(Part of a data file)
****

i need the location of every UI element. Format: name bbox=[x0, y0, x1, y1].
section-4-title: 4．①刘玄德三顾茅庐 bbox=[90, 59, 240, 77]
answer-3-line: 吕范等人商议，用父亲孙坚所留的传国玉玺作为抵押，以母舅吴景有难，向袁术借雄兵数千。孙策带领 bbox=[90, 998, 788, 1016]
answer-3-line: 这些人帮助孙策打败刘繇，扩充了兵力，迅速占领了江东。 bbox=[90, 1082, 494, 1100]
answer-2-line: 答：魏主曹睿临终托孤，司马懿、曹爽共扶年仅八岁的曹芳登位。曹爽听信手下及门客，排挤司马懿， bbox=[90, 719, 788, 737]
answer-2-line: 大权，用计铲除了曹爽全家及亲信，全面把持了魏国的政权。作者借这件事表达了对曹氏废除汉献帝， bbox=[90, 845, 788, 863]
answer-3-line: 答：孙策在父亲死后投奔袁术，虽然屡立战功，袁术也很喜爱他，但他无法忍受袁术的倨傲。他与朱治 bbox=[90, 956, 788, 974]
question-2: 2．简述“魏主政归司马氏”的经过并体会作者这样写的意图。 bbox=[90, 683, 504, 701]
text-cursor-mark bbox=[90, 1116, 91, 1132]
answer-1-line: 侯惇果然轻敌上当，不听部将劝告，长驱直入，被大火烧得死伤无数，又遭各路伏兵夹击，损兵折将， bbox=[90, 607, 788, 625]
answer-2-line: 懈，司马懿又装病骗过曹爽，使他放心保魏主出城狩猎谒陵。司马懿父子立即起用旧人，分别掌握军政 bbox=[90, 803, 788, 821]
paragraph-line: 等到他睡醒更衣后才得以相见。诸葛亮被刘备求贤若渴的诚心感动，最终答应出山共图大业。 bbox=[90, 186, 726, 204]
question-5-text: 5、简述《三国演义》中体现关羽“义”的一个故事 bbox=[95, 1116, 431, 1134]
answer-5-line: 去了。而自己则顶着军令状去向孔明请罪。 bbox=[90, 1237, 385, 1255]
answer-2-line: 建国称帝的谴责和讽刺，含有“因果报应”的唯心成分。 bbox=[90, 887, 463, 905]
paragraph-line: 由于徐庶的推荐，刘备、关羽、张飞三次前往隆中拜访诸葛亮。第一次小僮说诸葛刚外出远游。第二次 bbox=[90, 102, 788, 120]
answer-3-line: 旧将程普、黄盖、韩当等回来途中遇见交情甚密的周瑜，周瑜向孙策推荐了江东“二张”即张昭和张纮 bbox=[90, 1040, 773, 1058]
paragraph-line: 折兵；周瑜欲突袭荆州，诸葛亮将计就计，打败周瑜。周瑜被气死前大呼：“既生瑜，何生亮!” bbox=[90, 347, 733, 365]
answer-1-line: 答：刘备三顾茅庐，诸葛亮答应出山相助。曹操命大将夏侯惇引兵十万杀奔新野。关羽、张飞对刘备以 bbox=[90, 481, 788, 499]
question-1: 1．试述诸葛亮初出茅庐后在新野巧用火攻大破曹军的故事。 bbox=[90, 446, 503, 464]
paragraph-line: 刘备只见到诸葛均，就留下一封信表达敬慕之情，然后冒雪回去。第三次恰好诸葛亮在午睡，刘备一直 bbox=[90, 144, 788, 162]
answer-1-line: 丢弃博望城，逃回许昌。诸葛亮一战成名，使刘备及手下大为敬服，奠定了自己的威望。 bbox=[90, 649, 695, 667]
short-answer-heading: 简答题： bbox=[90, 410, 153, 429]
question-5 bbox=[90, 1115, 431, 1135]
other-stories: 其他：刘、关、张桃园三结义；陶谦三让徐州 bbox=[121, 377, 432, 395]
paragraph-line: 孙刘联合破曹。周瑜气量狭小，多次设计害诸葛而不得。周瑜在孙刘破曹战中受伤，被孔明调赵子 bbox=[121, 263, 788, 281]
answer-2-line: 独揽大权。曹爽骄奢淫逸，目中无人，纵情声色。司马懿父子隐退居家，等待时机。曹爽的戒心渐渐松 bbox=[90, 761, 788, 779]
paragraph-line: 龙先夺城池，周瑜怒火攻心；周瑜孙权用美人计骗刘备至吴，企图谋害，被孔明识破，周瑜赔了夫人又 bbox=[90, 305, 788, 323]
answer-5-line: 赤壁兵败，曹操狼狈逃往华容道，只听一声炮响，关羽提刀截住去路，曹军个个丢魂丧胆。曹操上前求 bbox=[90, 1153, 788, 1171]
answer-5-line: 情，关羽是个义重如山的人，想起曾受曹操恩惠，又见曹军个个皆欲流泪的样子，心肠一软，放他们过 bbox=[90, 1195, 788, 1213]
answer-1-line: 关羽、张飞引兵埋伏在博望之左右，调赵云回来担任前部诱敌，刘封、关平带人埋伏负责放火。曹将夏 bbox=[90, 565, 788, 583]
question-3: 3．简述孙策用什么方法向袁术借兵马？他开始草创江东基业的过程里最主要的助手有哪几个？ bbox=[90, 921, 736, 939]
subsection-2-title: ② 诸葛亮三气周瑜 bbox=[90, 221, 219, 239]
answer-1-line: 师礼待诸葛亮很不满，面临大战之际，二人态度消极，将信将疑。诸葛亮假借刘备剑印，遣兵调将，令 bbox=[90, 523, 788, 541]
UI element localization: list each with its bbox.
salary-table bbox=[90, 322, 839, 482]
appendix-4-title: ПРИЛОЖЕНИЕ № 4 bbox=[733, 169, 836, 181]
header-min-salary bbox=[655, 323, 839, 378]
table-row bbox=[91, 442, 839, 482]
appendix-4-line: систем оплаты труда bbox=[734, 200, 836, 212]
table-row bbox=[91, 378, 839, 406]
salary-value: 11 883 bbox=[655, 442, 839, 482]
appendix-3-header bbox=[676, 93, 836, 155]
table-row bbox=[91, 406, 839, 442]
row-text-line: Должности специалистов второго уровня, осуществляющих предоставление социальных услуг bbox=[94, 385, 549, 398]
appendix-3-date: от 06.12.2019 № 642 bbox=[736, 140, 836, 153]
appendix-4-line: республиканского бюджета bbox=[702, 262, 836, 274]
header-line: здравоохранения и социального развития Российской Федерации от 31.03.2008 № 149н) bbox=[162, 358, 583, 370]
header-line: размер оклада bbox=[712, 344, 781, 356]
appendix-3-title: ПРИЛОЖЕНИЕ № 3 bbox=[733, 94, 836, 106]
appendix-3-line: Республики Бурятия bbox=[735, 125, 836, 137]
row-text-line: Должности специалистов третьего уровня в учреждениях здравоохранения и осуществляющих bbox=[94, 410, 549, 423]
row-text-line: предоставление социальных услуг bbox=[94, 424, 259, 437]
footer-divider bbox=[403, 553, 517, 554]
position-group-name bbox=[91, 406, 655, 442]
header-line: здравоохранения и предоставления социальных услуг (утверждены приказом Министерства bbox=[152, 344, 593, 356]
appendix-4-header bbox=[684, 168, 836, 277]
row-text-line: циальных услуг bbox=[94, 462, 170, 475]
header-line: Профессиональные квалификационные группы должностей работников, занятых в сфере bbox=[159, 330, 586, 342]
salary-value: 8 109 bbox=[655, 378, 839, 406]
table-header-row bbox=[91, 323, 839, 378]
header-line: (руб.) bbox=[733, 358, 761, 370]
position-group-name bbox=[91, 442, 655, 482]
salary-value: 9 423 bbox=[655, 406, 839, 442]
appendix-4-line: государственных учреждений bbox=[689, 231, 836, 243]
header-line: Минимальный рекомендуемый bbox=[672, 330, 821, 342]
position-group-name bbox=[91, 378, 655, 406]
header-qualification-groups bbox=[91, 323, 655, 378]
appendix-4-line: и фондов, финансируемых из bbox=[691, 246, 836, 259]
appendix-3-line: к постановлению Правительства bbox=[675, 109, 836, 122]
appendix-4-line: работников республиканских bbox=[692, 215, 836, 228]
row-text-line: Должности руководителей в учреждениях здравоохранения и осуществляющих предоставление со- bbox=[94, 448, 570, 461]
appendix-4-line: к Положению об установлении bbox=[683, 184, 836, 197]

****

Revise the data from its first line down through the line containing "1195, 788, 1213]", replacing every "诸葛亮" with "孔明" and leaving everything else unchanged.

→ **PROBLEM SOLUTION**:
i need the location of every UI element. Format: name bbox=[x0, y0, x1, y1].
section-4-title: 4．①刘玄德三顾茅庐 bbox=[90, 59, 240, 77]
answer-3-line: 吕范等人商议，用父亲孙坚所留的传国玉玺作为抵押，以母舅吴景有难，向袁术借雄兵数千。孙策带领 bbox=[90, 998, 788, 1016]
answer-3-line: 这些人帮助孙策打败刘繇，扩充了兵力，迅速占领了江东。 bbox=[90, 1082, 494, 1100]
answer-2-line: 答：魏主曹睿临终托孤，司马懿、曹爽共扶年仅八岁的曹芳登位。曹爽听信手下及门客，排挤司马懿， bbox=[90, 719, 788, 737]
answer-2-line: 大权，用计铲除了曹爽全家及亲信，全面把持了魏国的政权。作者借这件事表达了对曹氏废除汉献帝， bbox=[90, 845, 788, 863]
answer-3-line: 答：孙策在父亲死后投奔袁术，虽然屡立战功，袁术也很喜爱他，但他无法忍受袁术的倨傲。他与朱治 bbox=[90, 956, 788, 974]
question-2: 2．简述“魏主政归司马氏”的经过并体会作者这样写的意图。 bbox=[90, 683, 504, 701]
text-cursor-mark bbox=[90, 1116, 91, 1132]
answer-1-line: 侯惇果然轻敌上当，不听部将劝告，长驱直入，被大火烧得死伤无数，又遭各路伏兵夹击，损兵折将， bbox=[90, 607, 788, 625]
answer-2-line: 懈，司马懿又装病骗过曹爽，使他放心保魏主出城狩猎谒陵。司马懿父子立即起用旧人，分别掌握军政 bbox=[90, 803, 788, 821]
paragraph-line: 等到他睡醒更衣后才得以相见。孔明被刘备求贤若渴的诚心感动，最终答应出山共图大业。 bbox=[90, 186, 726, 204]
question-5-text: 5、简述《三国演义》中体现关羽“义”的一个故事 bbox=[95, 1116, 431, 1134]
answer-5-line: 去了。而自己则顶着军令状去向孔明请罪。 bbox=[90, 1237, 385, 1255]
answer-2-line: 建国称帝的谴责和讽刺，含有“因果报应”的唯心成分。 bbox=[90, 887, 463, 905]
paragraph-line: 由于徐庶的推荐，刘备、关羽、张飞三次前往隆中拜访孔明。第一次小僮说诸葛刚外出远游。第二次 bbox=[90, 102, 788, 120]
answer-3-line: 旧将程普、黄盖、韩当等回来途中遇见交情甚密的周瑜，周瑜向孙策推荐了江东“二张”即张昭和张纮 bbox=[90, 1040, 773, 1058]
paragraph-line: 折兵；周瑜欲突袭荆州，孔明将计就计，打败周瑜。周瑜被气死前大呼：“既生瑜，何生亮!” bbox=[90, 347, 733, 365]
answer-1-line: 答：刘备三顾茅庐，孔明答应出山相助。曹操命大将夏侯惇引兵十万杀奔新野。关羽、张飞对刘备以 bbox=[90, 481, 788, 499]
question-1: 1．试述孔明初出茅庐后在新野巧用火攻大破曹军的故事。 bbox=[90, 446, 503, 464]
paragraph-line: 刘备只见到诸葛均，就留下一封信表达敬慕之情，然后冒雪回去。第三次恰好孔明在午睡，刘备一直 bbox=[90, 144, 788, 162]
answer-1-line: 丢弃博望城，逃回许昌。孔明一战成名，使刘备及手下大为敬服，奠定了自己的威望。 bbox=[90, 649, 695, 667]
short-answer-heading: 简答题： bbox=[90, 410, 153, 429]
question-5 bbox=[90, 1115, 431, 1135]
other-stories: 其他：刘、关、张桃园三结义；陶谦三让徐州 bbox=[121, 377, 432, 395]
paragraph-line: 孙刘联合破曹。周瑜气量狭小，多次设计害诸葛而不得。周瑜在孙刘破曹战中受伤，被孔明调赵子 bbox=[121, 263, 788, 281]
answer-2-line: 独揽大权。曹爽骄奢淫逸，目中无人，纵情声色。司马懿父子隐退居家，等待时机。曹爽的戒心渐渐松 bbox=[90, 761, 788, 779]
paragraph-line: 龙先夺城池，周瑜怒火攻心；周瑜孙权用美人计骗刘备至吴，企图谋害，被孔明识破，周瑜赔了夫人又 bbox=[90, 305, 788, 323]
answer-5-line: 赤壁兵败，曹操狼狈逃往华容道，只听一声炮响，关羽提刀截住去路，曹军个个丢魂丧胆。曹操上前求 bbox=[90, 1153, 788, 1171]
answer-5-line: 情，关羽是个义重如山的人，想起曾受曹操恩惠，又见曹军个个皆欲流泪的样子，心肠一软，放他们过 bbox=[90, 1195, 788, 1213]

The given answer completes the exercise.